▶ **Instructions to follow**: Only the number is wanted: count the lines that contain "Mörschfeld".

(Saved entries)
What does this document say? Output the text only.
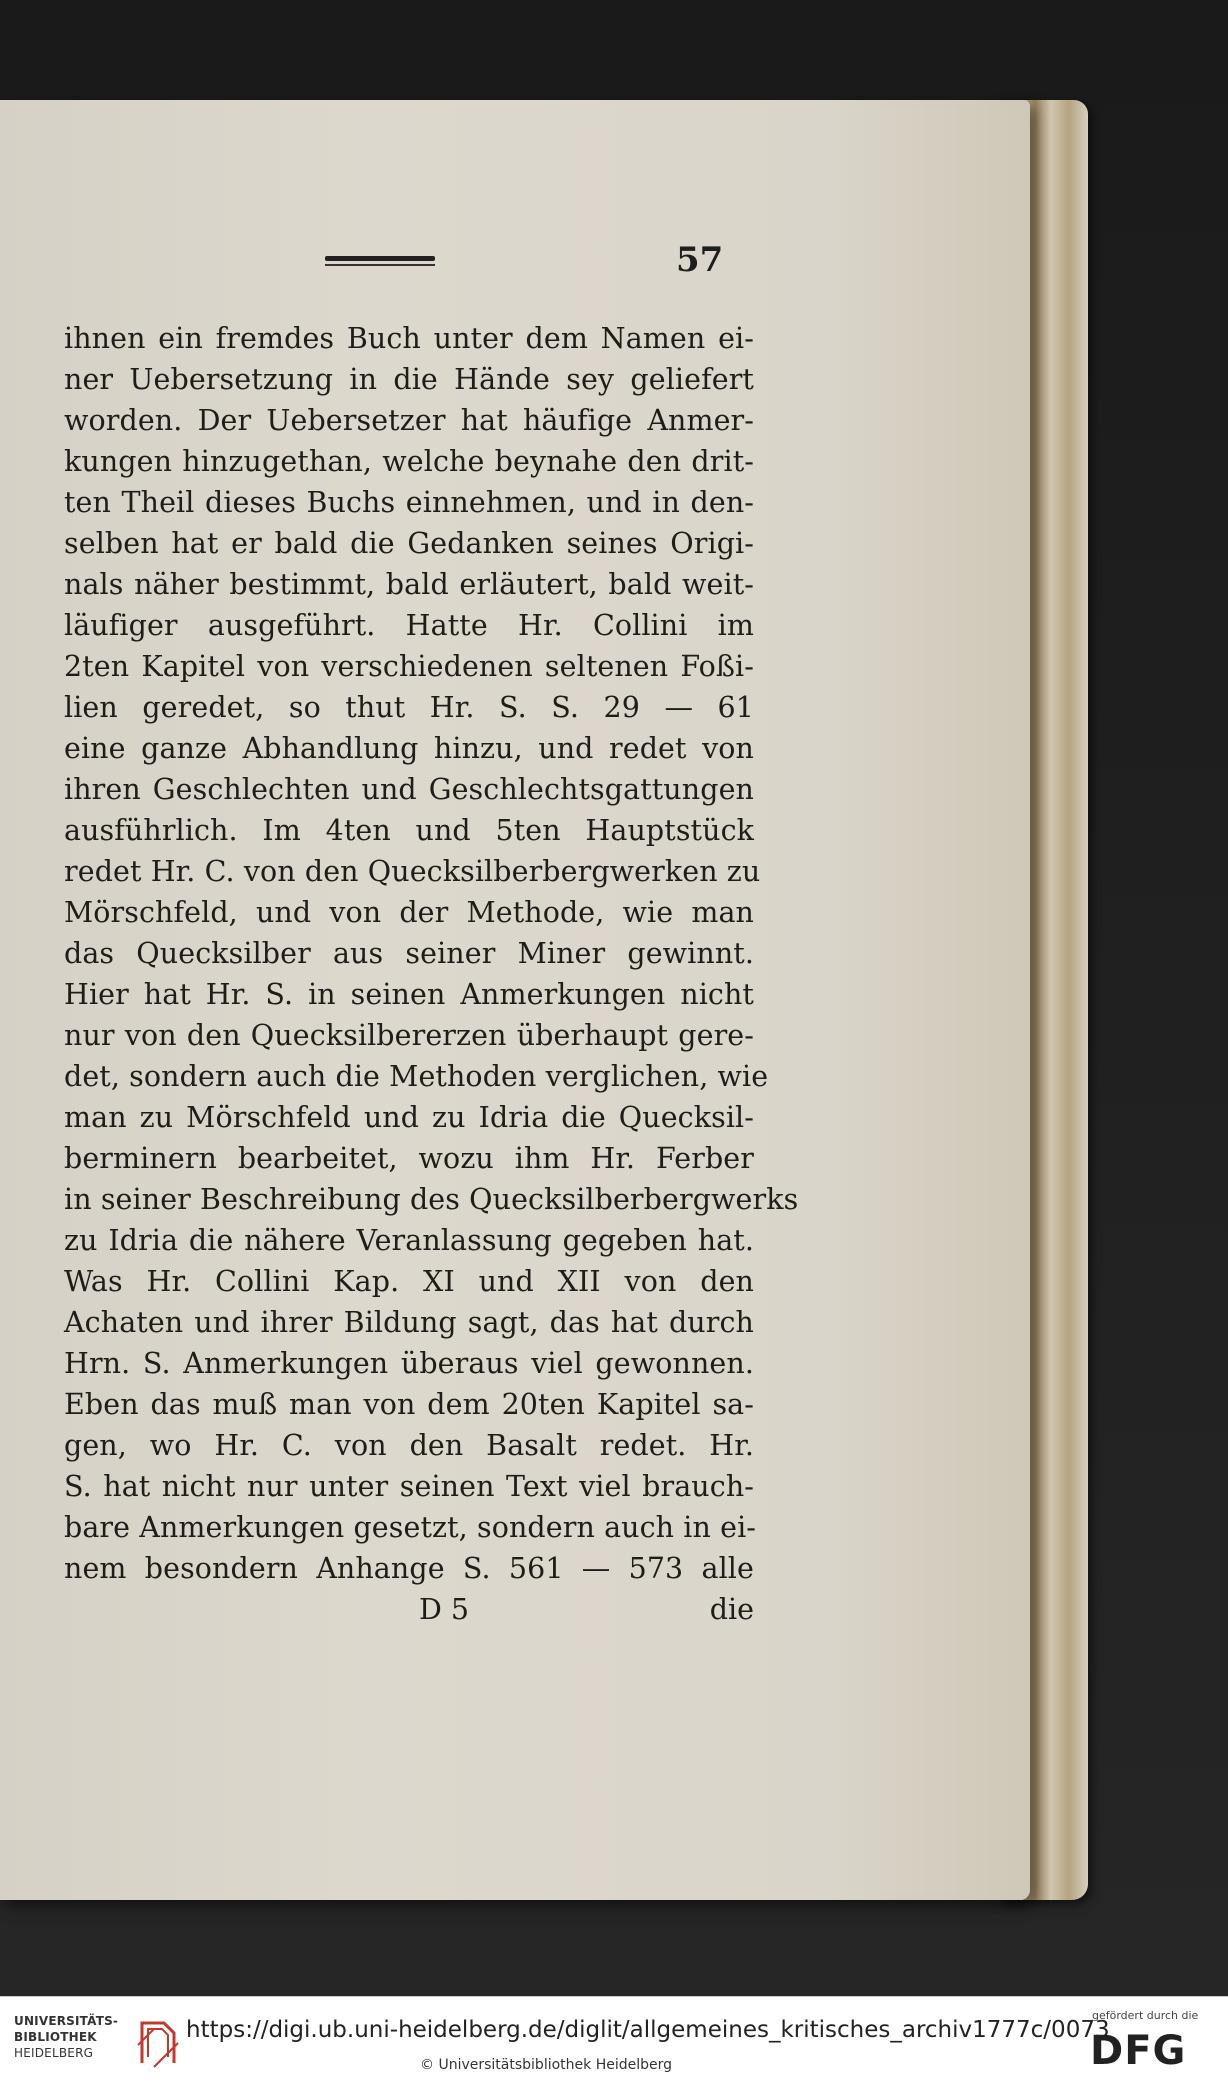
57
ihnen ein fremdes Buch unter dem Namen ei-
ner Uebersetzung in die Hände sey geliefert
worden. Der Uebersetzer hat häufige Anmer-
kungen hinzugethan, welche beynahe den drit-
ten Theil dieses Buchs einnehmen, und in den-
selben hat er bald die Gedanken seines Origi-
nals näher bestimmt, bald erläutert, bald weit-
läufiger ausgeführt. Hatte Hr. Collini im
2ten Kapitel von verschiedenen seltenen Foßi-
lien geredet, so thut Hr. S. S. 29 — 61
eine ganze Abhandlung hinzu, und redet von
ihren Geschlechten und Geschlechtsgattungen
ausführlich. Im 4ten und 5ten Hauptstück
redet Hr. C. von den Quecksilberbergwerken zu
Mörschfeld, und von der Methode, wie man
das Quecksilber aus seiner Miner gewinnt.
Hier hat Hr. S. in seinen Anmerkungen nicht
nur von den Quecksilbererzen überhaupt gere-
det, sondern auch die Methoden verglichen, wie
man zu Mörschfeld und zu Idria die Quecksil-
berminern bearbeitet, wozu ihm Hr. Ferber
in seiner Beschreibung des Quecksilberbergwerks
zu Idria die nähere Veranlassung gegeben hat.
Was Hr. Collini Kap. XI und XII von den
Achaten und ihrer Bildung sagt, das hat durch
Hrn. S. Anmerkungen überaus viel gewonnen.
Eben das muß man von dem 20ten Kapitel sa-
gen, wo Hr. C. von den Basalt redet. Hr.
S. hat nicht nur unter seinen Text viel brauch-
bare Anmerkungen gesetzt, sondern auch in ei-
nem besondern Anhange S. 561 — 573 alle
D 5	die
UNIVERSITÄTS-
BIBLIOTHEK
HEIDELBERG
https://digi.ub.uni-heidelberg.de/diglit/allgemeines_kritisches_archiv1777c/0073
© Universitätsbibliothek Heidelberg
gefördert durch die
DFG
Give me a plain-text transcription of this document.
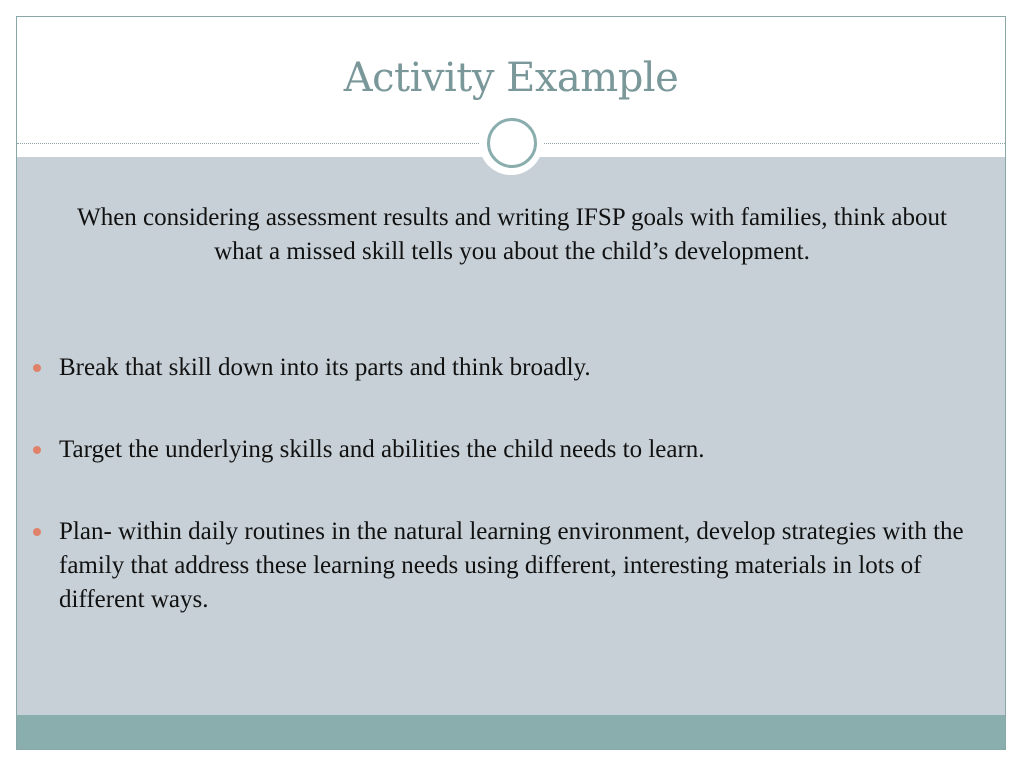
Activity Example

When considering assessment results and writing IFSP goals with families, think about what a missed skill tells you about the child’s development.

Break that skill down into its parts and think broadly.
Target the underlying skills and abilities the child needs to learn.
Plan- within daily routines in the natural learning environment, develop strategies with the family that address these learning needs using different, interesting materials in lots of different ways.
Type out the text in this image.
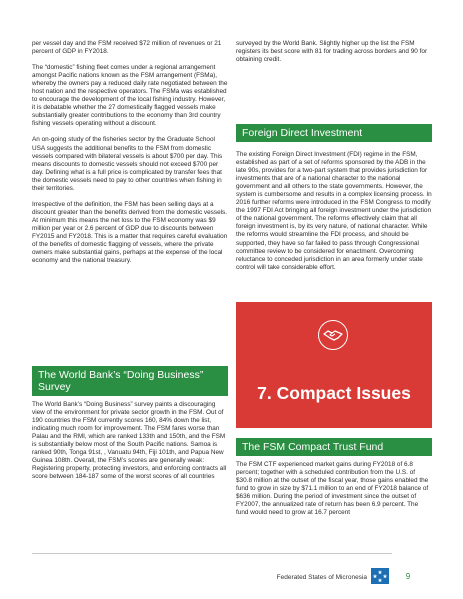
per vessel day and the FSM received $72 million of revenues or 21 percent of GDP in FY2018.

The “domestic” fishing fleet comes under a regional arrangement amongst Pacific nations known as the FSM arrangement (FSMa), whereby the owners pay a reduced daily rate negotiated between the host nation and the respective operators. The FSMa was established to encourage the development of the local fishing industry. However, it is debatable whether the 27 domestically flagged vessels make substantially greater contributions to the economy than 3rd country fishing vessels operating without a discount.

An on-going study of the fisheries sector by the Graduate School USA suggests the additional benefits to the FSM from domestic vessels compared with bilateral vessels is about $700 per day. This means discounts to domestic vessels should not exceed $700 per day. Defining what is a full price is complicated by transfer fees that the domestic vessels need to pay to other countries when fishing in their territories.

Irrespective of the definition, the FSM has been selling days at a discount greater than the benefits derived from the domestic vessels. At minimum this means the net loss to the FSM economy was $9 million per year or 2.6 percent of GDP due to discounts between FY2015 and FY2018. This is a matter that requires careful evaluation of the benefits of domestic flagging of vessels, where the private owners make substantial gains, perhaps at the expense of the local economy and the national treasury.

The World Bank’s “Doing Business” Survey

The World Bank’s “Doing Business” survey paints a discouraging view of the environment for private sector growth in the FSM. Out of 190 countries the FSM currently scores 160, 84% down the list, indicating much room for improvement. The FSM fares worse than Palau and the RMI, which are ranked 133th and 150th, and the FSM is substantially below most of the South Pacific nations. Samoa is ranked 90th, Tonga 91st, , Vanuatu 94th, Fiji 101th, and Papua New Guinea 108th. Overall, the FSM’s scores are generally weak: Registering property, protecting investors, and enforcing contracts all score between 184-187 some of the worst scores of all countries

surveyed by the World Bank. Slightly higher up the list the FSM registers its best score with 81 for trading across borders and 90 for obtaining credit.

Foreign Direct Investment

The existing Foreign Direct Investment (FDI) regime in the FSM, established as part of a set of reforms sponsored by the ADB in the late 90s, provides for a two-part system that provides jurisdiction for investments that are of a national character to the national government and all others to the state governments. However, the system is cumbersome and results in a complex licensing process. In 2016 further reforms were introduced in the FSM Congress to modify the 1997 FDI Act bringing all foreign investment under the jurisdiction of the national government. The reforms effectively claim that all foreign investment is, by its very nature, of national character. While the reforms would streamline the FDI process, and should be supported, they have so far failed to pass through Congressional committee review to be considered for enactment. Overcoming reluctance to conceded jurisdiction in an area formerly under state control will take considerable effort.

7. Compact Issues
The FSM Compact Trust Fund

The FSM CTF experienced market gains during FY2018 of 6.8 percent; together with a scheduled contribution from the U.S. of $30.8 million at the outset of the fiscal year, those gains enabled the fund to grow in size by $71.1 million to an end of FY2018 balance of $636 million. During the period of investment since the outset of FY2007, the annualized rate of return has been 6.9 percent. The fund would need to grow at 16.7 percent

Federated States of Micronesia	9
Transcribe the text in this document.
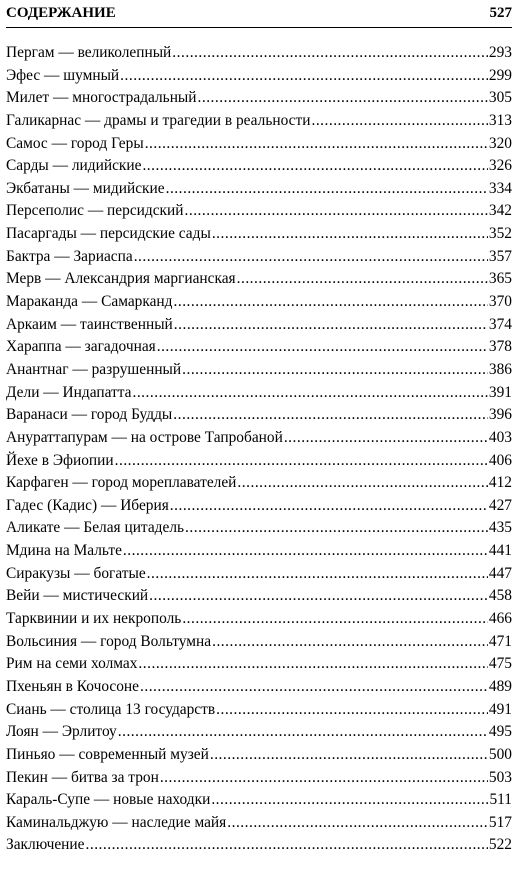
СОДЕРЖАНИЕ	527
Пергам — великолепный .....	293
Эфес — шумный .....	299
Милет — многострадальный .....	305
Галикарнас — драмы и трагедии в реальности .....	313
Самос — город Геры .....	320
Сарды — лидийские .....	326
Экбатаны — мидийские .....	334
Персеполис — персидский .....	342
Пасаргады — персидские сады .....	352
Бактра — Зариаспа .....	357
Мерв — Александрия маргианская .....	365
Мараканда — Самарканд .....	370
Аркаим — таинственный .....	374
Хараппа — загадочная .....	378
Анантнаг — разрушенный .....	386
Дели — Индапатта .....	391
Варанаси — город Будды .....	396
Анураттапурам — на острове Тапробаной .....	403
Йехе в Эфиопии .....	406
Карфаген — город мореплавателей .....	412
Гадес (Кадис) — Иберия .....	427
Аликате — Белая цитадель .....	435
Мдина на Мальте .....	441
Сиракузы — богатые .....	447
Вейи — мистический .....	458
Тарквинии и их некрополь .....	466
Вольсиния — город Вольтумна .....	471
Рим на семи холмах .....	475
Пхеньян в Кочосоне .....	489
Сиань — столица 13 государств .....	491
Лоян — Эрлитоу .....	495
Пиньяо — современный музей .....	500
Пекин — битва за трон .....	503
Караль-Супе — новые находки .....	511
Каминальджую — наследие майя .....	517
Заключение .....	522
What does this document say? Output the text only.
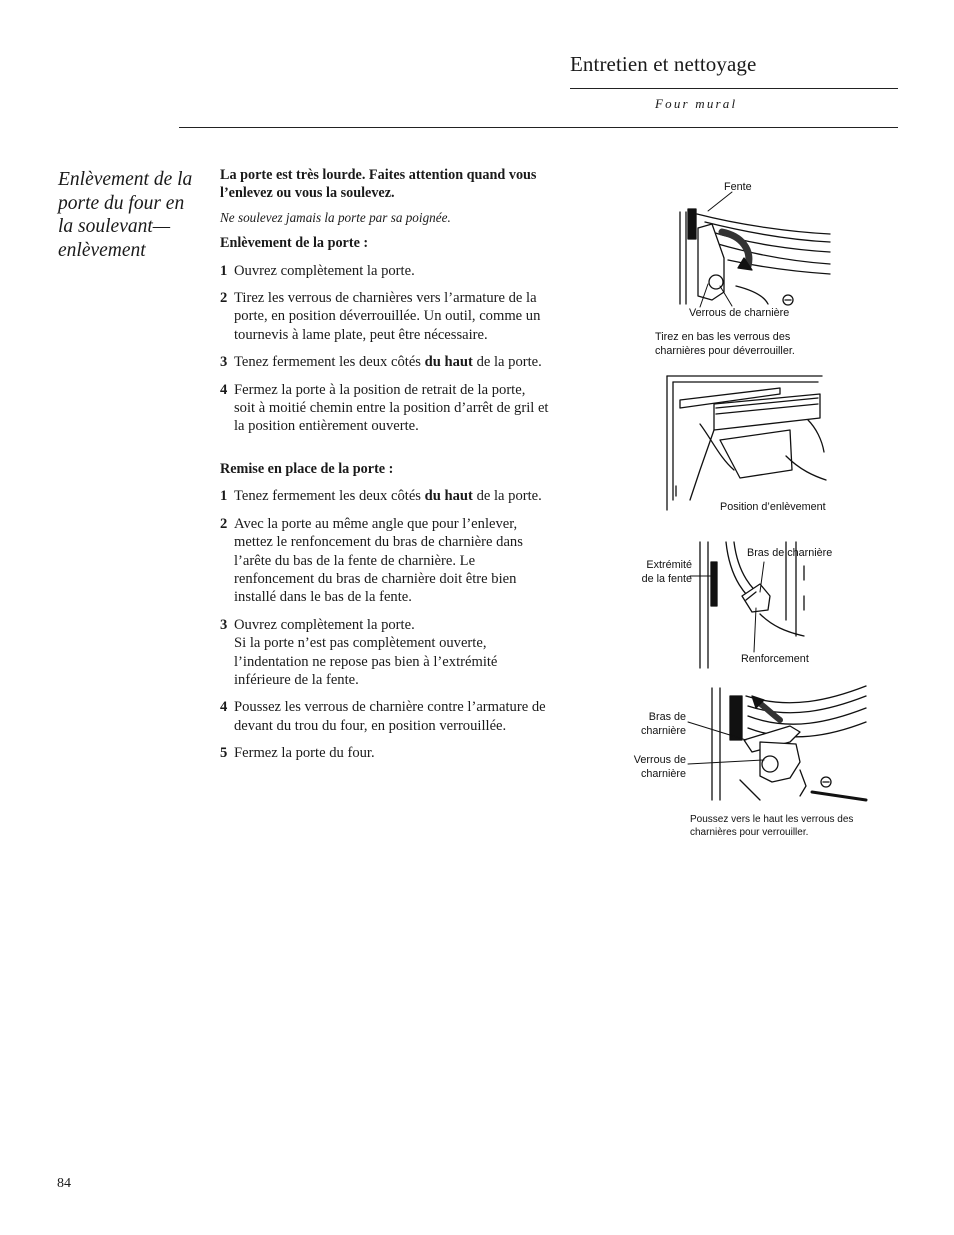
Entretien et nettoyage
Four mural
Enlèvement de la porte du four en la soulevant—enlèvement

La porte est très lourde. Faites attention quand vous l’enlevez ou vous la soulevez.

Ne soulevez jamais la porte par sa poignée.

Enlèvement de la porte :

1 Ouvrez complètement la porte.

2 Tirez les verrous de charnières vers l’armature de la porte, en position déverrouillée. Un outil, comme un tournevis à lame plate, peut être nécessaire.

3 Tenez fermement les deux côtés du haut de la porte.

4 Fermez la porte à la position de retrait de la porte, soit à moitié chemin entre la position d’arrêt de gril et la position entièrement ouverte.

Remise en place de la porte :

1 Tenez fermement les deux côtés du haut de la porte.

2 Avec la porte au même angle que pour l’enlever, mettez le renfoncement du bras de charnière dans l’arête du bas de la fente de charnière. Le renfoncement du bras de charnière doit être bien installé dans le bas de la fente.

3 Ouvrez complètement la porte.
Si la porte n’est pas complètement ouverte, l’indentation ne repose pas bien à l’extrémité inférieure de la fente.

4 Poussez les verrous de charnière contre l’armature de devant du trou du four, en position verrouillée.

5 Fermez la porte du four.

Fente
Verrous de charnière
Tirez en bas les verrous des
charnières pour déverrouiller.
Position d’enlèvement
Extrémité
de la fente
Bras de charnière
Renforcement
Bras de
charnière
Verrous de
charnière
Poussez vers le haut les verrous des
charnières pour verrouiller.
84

▶ **Task result**: 2